[Raw records]
* Start *

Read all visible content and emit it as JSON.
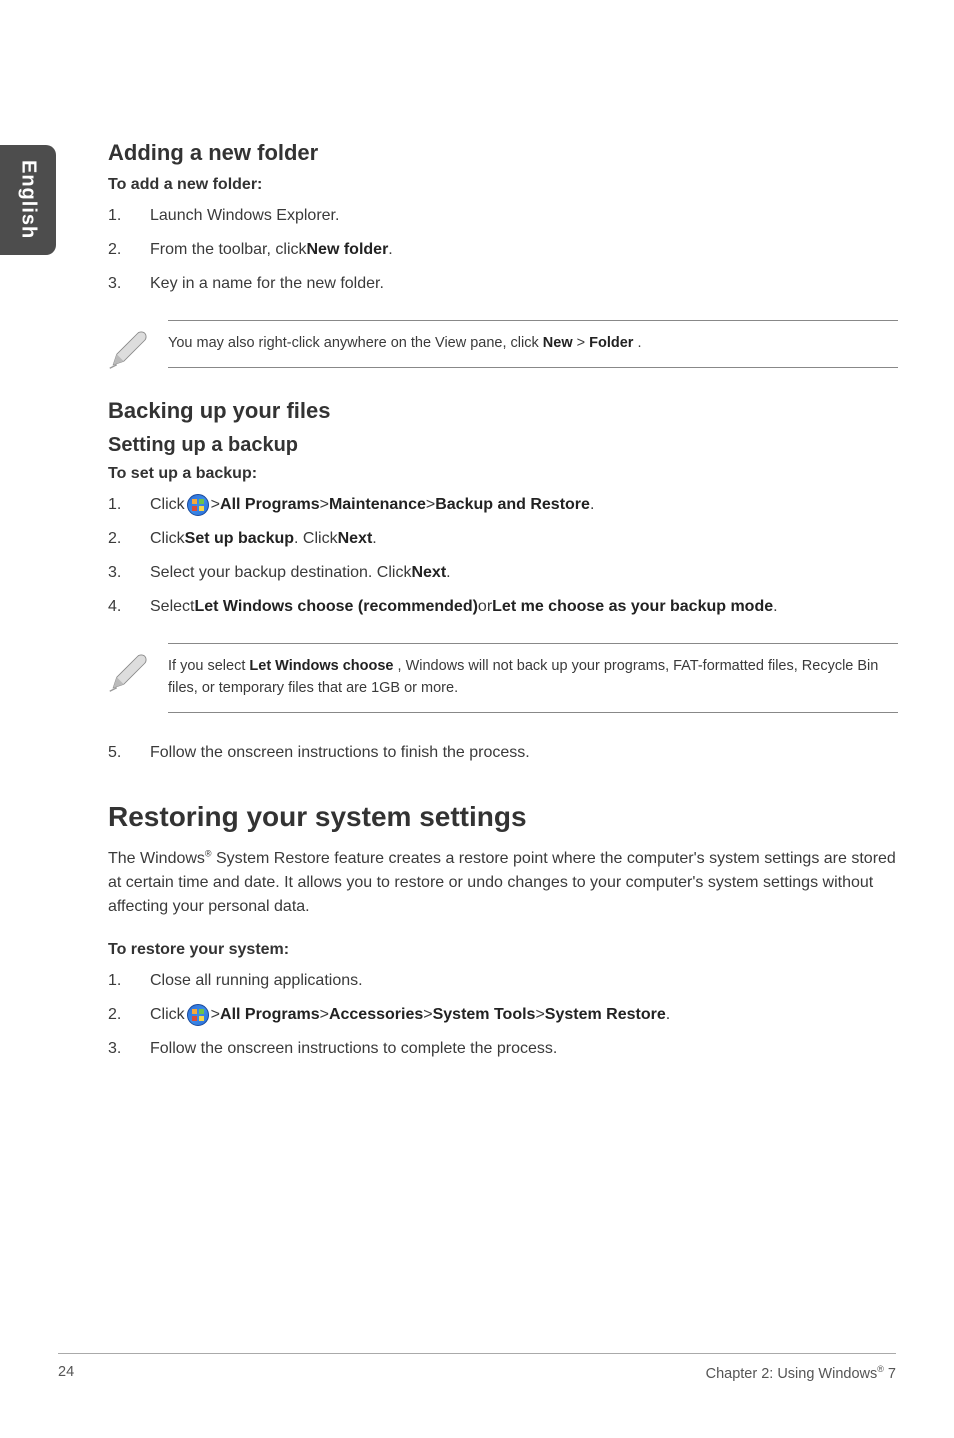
{
  "sideTab": "English",
  "sections": {
    "addFolder": {
      "heading": "Adding a new folder",
      "sub": "To add a new folder:",
      "steps": {
        "n1": "1.",
        "t1": "Launch Windows Explorer.",
        "n2": "2.",
        "t2a": "From the toolbar, click ",
        "t2b": "New folder",
        "t2c": ".",
        "n3": "3.",
        "t3": "Key in a name for the new folder."
      },
      "noteA": "You may also right-click anywhere on the View pane, click ",
      "noteB": "New",
      "noteC": " > ",
      "noteD": "Folder",
      "noteE": "."
    },
    "backup": {
      "heading": "Backing up your files",
      "subA": "Setting up a backup",
      "subB": "To set up a backup:",
      "steps": {
        "n1": "1.",
        "t1a": "Click ",
        "t1b": " > ",
        "t1c": "All Programs",
        "t1d": " > ",
        "t1e": "Maintenance",
        "t1f": " > ",
        "t1g": "Backup and Restore",
        "t1h": ".",
        "n2": "2.",
        "t2a": "Click ",
        "t2b": "Set up backup",
        "t2c": ". Click ",
        "t2d": "Next",
        "t2e": ".",
        "n3": "3.",
        "t3a": "Select your backup destination. Click ",
        "t3b": "Next",
        "t3c": ".",
        "n4": "4.",
        "t4a": "Select ",
        "t4b": "Let Windows choose (recommended)",
        "t4c": " or ",
        "t4d": "Let me choose as your backup mode",
        "t4e": "."
      },
      "noteA": "If you select ",
      "noteB": "Let Windows choose",
      "noteC": ", Windows will not back up your programs, FAT-formatted files, Recycle Bin files, or temporary files that are 1GB or more.",
      "step5n": "5.",
      "step5t": "Follow the onscreen instructions to finish the process."
    },
    "restore": {
      "heading": "Restoring your system settings",
      "paraA": "The Windows",
      "paraSup": "®",
      "paraB": " System Restore feature creates a restore point where the computer's system settings are stored at certain time and date. It allows you to restore or undo changes to your computer's system settings without affecting your personal data.",
      "sub": "To restore your system:",
      "steps": {
        "n1": "1.",
        "t1": "Close all running applications.",
        "n2": "2.",
        "t2a": "Click ",
        "t2b": " > ",
        "t2c": "All Programs",
        "t2d": " > ",
        "t2e": "Accessories",
        "t2f": " > ",
        "t2g": "System Tools",
        "t2h": " > ",
        "t2i": "System Restore",
        "t2j": ".",
        "n3": "3.",
        "t3": "Follow the onscreen instructions to complete the process."
      }
    }
  },
  "footer": {
    "page": "24",
    "chapterA": "Chapter 2: Using Windows",
    "chapterSup": "®",
    "chapterB": " 7"
  }
}
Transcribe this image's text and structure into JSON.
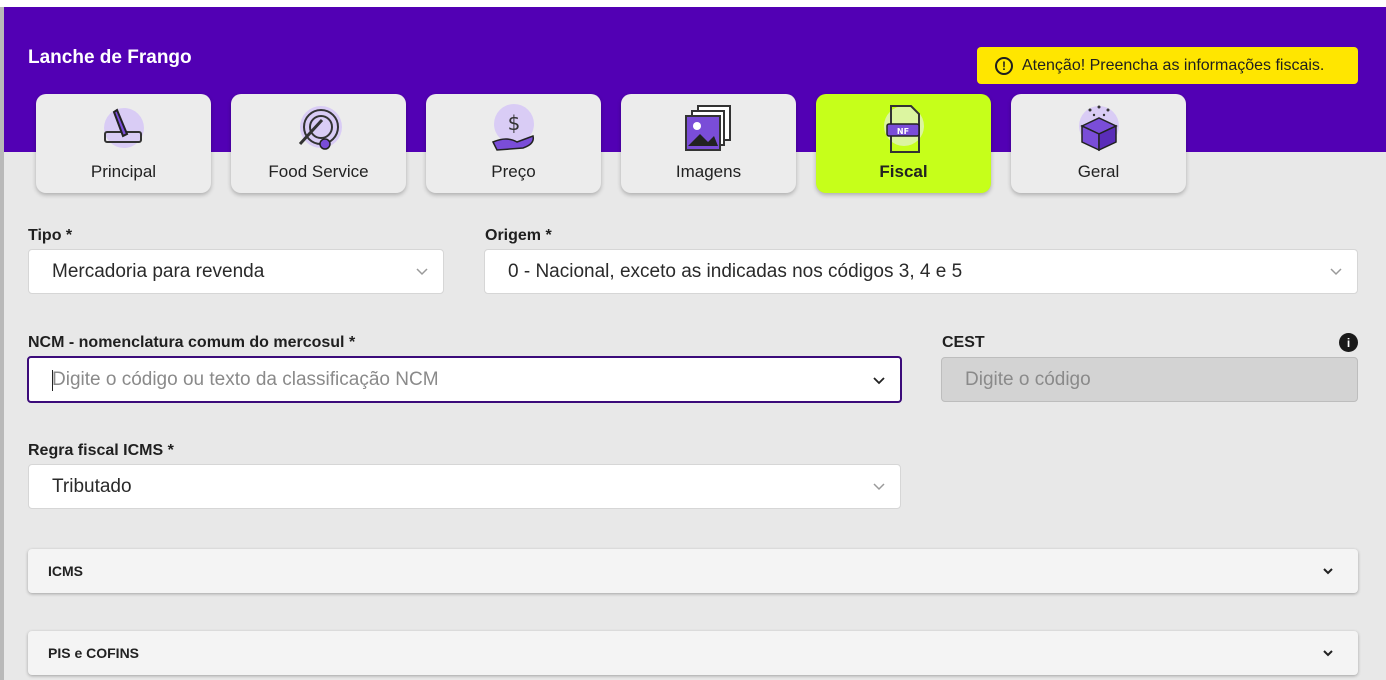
{
  "product": {
    "title": "Lanche de Frango"
  },
  "alert": {
    "icon": "exclamation-circle-icon",
    "text": "Atenção! Preencha as informações fiscais."
  },
  "tabs": [
    {
      "label": "Principal",
      "icon": "pencil-icon"
    },
    {
      "label": "Food Service",
      "icon": "plate-cutlery-icon"
    },
    {
      "label": "Preço",
      "icon": "dollar-hand-icon"
    },
    {
      "label": "Imagens",
      "icon": "images-icon"
    },
    {
      "label": "Fiscal",
      "icon": "nf-document-icon",
      "active": true
    },
    {
      "label": "Geral",
      "icon": "box-icon"
    }
  ],
  "form": {
    "tipo": {
      "label": "Tipo *",
      "value": "Mercadoria para revenda"
    },
    "origem": {
      "label": "Origem *",
      "value": "0 - Nacional, exceto as indicadas nos códigos 3, 4 e 5"
    },
    "ncm": {
      "label": "NCM - nomenclatura comum do mercosul *",
      "placeholder": "Digite o código ou texto da classificação NCM"
    },
    "cest": {
      "label": "CEST",
      "placeholder": "Digite o código",
      "info_icon": "info-icon"
    },
    "regra": {
      "label": "Regra fiscal ICMS *",
      "value": "Tributado"
    }
  },
  "accordions": [
    {
      "label": "ICMS"
    },
    {
      "label": "PIS e COFINS"
    }
  ],
  "colors": {
    "header": "#5200b4",
    "active_tab": "#c6ff1a",
    "alert": "#ffe600",
    "icon_purple": "#7a4dd8"
  }
}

* End *

Write only the number of lines in the data above that include "noteC".

2